§ BRIEF
Give the listing below again in full, exactly as written.

— Begin SOURCE MATERIAL —

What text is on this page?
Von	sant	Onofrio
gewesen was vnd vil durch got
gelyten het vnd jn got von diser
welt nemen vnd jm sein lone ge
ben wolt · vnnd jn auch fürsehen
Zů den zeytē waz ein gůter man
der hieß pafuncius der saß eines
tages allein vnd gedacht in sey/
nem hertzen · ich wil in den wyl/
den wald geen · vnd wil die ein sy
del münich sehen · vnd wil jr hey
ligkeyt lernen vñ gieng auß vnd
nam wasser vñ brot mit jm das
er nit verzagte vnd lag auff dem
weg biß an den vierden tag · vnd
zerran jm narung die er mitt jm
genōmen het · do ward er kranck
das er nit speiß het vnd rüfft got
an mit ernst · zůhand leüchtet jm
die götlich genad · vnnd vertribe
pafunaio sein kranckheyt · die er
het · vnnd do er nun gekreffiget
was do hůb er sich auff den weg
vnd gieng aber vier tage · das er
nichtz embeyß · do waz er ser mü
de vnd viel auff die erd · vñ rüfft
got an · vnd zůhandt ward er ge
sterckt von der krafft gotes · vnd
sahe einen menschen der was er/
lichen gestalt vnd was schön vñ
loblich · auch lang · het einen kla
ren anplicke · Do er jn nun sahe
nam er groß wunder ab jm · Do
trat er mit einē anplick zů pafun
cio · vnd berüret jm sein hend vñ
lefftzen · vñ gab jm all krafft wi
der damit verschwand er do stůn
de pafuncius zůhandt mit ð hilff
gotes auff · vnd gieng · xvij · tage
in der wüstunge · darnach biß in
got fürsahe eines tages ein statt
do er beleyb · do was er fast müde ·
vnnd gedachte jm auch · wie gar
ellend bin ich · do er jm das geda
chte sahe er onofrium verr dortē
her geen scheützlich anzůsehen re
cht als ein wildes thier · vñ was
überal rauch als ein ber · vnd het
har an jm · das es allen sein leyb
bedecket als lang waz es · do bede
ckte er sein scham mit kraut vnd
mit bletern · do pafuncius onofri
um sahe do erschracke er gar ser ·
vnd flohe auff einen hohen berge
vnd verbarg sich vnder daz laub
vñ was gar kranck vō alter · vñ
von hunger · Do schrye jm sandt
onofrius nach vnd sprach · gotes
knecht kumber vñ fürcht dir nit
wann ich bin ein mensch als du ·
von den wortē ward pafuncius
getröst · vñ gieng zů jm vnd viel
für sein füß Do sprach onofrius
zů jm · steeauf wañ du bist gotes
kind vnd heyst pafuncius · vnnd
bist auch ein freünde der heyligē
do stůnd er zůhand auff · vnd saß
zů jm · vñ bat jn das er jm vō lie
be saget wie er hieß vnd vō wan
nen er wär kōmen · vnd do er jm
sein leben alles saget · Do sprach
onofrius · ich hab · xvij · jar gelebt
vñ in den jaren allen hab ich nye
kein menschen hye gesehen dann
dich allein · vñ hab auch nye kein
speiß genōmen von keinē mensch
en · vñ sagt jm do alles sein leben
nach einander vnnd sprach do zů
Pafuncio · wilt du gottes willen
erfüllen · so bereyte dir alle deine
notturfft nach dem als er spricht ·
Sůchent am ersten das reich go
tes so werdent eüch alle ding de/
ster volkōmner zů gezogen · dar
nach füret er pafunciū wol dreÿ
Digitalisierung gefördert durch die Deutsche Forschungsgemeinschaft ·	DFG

— End SOURCE MATERIAL —

§ RESPONSE TO THIS TASK
What text is on this page?
Von	sant	Onofrio
gewesen was vnd vil durch got
gelyten het vnd jn got von diser
welt nemen vnd jm sein lone ge
ben wolt · vnnd jn auch fürsehen
Zů den zeytē waz ein gůter man
der hieß pafuncius der saß eines
tages allein vnd gedacht in sey/
nem hertzen · ich wil in den wyl/
den wald geen · vnd wil die ein sy
del münich sehen · vnd wil jr hey
ligkeyt lernen vñ gieng auß vnd
nam wasser vñ brot mit jm das
er nit verzagte vnd lag auff dem
weg biß an den vierden tag · vnd
zerran jm narung die er mitt jm
genōmen het · do ward er kranck
das er nit speiß het vnd rüfft got
an mit ernst · zůhand leüchtet jm
die götlich genad · vnnd vertribe
pafunaio sein kranckheyt · die er
het · vnnd do er nun gekreffiget
was do hůb er sich auff den weg
vnd gieng aber vier tage · das er
nichtz embeyß · do waz er ser mü
de vnd viel auff die erd · vñ rüfft
got an · vnd zůhandt ward er ge
sterckt von der krafft gotes · vnd
sahe einen menschen der was er/
lichen gestalt vnd was schön vñ
loblich · auch lang · het einen kla
ren anplicke · Do er jn nun sahe
nam er groß wunder ab jm · Do
trat er mit einē anplick zů pafun
cio · vnd berüret jm sein hend vñ
lefftzen · vñ gab jm all krafft wi
der damit verschwand er do stůn
de pafuncius zůhandt mit ð hilff
gotes auff · vnd gieng · xvij · tage
in der wüstunge · darnach biß in
got fürsahe eines tages ein statt
do er beleyb · do was er fast müde ·
vnnd gedachte jm auch · wie gar
ellend bin ich · do er jm das geda
chte sahe er onofrium verr dortē
her geen scheützlich anzůsehen re
cht als ein wildes thier · vñ was
überal rauch als ein ber · vnd het
har an jm · das es allen sein leyb
bedecket als lang waz es · do bede
ckte er sein scham mit kraut vnd
mit bletern · do pafuncius onofri
um sahe do erschracke er gar ser ·
vnd flohe auff einen hohen berge
vnd verbarg sich vnder daz laub
vñ was gar kranck vō alter · vñ
von hunger · Do schrye jm sandt
onofrius nach vnd sprach · gotes
knecht kumber vñ fürcht dir nit
wann ich bin ein mensch als du ·
von den wortē ward pafuncius
getröst · vñ gieng zů jm vnd viel
für sein füß Do sprach onofrius
zů jm · steeauf wañ du bist gotes
kind vnd heyst pafuncius · vnnd
bist auch ein freünde der heyligē
do stůnd er zůhand auff · vnd saß
zů jm · vñ bat jn das er jm vō lie
be saget wie er hieß vnd vō wan
nen er wär kōmen · vnd do er jm
sein leben alles saget · Do sprach
onofrius · ich hab · xvij · jar gelebt
vñ in den jaren allen hab ich nye
kein menschen hye gesehen dann
dich allein · vñ hab auch nye kein
speiß genōmen von keinē mensch
en · vñ sagt jm do alles sein leben
nach einander vnnd sprach do zů
Pafuncio · wilt du gottes willen
erfüllen · so bereyte dir alle deine
notturfft nach dem als er spricht ·
Sůchent am ersten das reich go
tes so werdent eüch alle ding de/
ster volkōmner zů gezogen · dar
nach füret er pafunciū wol dreÿ
Digitalisierung gefördert durch die Deutsche Forschungsgemeinschaft ·	DFG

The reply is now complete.